▶ Challenge: Scan the records for the word "модели". Copy each line that includes it.

▶ Listed records:

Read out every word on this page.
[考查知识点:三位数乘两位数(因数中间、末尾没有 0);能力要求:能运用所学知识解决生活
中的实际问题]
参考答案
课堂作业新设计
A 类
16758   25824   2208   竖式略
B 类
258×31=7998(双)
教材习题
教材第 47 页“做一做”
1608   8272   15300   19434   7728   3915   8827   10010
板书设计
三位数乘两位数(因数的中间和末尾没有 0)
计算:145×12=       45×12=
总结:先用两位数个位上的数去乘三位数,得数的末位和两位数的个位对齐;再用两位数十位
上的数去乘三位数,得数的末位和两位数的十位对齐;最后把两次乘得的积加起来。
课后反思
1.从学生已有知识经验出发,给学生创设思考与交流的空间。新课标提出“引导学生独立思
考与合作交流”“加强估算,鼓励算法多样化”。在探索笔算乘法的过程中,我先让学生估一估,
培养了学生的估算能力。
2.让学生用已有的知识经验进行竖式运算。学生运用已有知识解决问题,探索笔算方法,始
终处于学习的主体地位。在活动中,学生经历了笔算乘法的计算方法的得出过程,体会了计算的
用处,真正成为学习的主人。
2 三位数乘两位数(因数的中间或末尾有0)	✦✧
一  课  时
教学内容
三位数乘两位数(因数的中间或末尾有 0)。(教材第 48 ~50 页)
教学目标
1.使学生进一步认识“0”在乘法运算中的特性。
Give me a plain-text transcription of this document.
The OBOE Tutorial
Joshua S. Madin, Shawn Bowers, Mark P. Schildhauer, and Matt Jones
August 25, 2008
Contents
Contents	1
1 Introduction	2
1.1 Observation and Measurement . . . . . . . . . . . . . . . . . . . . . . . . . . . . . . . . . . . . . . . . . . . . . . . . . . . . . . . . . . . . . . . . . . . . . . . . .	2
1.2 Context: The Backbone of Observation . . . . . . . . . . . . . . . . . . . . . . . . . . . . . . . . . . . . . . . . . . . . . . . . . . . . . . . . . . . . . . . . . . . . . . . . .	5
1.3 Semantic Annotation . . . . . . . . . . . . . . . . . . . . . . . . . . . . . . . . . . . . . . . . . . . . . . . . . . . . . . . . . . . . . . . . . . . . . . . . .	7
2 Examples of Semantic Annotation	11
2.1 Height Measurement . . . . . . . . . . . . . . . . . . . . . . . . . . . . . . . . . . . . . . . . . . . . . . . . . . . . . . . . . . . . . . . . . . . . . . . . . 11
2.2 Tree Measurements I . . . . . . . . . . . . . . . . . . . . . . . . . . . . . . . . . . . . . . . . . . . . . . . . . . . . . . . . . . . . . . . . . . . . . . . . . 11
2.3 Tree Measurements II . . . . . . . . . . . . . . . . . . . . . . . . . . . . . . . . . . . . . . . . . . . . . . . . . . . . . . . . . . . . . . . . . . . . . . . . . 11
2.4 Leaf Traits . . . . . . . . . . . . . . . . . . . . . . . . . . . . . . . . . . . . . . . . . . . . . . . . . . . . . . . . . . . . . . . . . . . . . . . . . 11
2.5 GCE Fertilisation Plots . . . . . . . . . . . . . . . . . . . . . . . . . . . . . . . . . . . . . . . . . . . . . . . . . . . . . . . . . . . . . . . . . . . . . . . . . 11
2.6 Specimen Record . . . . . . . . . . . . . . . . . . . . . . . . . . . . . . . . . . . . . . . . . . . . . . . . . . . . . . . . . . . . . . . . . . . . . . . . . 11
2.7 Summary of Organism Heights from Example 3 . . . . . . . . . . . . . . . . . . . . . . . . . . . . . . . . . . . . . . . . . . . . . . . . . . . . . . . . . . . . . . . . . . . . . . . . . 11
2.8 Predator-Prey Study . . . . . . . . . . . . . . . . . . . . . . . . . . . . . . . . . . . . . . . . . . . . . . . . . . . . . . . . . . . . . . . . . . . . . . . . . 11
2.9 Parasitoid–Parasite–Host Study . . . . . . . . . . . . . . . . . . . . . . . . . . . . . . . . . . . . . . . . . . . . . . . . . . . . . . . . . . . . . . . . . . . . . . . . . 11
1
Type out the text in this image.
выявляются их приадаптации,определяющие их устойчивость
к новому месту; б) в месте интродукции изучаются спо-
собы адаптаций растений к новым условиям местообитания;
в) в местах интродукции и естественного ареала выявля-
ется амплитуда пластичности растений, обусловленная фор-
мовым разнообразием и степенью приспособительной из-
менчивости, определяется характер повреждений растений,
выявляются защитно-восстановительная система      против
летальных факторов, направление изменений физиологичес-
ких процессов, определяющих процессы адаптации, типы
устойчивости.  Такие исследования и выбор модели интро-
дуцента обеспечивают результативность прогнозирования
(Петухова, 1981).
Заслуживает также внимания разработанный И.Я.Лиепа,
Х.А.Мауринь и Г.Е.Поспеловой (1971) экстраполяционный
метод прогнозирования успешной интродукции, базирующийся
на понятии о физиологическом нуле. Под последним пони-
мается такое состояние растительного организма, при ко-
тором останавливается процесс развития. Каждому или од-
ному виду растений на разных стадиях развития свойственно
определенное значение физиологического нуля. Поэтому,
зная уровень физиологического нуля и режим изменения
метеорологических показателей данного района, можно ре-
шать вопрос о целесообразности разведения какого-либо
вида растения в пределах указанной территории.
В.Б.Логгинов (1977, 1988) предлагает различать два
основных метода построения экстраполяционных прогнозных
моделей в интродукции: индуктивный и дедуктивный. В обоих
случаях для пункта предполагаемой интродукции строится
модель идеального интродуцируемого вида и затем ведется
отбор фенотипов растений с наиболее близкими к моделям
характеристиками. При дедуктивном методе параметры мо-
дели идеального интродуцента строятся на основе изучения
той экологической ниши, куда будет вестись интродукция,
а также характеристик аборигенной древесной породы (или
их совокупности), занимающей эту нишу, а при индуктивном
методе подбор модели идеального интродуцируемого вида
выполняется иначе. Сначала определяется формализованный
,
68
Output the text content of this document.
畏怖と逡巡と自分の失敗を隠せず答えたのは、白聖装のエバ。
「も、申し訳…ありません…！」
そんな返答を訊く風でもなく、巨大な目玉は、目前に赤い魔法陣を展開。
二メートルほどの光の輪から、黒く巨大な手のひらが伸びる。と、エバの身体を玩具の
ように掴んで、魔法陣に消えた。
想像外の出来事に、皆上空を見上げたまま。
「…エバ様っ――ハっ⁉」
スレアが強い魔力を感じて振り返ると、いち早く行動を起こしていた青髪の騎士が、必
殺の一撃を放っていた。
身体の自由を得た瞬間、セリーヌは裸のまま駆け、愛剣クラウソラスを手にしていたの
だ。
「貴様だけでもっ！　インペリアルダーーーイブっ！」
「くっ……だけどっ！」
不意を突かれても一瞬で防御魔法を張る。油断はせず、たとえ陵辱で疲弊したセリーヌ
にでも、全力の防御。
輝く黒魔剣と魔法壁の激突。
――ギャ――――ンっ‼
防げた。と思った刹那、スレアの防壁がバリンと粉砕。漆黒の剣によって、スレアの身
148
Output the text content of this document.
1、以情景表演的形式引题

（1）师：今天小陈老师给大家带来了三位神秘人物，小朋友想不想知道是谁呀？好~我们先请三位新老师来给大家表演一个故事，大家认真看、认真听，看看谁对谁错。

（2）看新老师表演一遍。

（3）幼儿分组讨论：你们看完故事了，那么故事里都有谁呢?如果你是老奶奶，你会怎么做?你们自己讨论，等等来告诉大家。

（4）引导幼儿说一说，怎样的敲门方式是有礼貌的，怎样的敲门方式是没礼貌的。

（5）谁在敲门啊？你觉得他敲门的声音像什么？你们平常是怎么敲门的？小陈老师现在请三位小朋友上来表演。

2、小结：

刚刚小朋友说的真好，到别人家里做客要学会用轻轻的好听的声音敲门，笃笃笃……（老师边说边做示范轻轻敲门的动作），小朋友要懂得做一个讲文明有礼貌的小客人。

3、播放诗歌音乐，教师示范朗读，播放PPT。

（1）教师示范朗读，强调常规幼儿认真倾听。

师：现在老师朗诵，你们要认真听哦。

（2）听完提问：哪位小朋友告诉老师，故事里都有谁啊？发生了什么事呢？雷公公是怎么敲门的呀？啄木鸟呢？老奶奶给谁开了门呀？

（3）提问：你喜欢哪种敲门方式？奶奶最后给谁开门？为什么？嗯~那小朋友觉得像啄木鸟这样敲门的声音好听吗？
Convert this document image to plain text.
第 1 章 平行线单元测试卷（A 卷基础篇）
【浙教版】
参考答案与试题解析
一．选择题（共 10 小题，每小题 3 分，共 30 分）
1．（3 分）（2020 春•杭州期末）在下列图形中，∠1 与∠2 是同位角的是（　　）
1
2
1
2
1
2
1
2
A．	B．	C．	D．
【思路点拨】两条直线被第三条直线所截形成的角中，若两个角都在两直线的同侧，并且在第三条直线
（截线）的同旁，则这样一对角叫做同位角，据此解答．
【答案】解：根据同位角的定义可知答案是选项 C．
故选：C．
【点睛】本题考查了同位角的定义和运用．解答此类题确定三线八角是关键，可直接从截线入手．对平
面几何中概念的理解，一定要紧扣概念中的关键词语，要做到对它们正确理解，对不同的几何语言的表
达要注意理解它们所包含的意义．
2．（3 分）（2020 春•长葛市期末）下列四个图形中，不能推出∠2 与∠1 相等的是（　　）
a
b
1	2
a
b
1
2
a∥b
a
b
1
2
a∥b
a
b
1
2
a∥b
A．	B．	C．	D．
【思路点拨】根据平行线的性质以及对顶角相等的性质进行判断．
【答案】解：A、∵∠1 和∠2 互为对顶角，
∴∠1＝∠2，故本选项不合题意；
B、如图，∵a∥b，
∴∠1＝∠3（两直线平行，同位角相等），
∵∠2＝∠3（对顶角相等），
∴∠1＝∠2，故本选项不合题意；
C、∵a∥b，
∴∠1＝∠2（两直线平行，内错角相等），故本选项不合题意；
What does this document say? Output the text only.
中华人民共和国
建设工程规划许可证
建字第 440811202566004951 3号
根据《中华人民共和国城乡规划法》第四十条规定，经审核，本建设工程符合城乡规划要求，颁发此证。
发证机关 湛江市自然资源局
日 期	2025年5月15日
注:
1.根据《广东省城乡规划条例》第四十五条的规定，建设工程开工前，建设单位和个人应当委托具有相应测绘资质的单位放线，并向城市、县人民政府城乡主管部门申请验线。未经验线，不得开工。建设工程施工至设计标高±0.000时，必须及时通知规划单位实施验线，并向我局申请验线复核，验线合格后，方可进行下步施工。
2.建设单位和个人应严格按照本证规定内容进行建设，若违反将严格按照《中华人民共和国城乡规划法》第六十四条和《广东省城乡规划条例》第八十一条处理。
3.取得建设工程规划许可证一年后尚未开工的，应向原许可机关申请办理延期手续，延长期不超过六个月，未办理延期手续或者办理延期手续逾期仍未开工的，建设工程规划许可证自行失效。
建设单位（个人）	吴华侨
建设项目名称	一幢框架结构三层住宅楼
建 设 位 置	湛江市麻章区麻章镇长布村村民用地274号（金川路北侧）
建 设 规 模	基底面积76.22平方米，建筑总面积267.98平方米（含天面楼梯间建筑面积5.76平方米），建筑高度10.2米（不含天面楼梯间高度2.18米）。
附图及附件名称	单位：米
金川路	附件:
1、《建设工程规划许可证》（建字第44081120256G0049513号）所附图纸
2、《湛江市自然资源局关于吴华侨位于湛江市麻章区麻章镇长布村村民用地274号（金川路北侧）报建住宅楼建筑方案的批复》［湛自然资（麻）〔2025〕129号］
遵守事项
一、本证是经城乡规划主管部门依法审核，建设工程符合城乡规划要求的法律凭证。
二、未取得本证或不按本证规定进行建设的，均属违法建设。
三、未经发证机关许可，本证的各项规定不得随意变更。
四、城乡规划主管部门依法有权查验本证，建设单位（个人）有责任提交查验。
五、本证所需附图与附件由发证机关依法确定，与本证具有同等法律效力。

▶ Answer to this problem:
устойчивости.  Такие исследования и выбор модели интро-
методе подбор модели идеального интродуцируемого вида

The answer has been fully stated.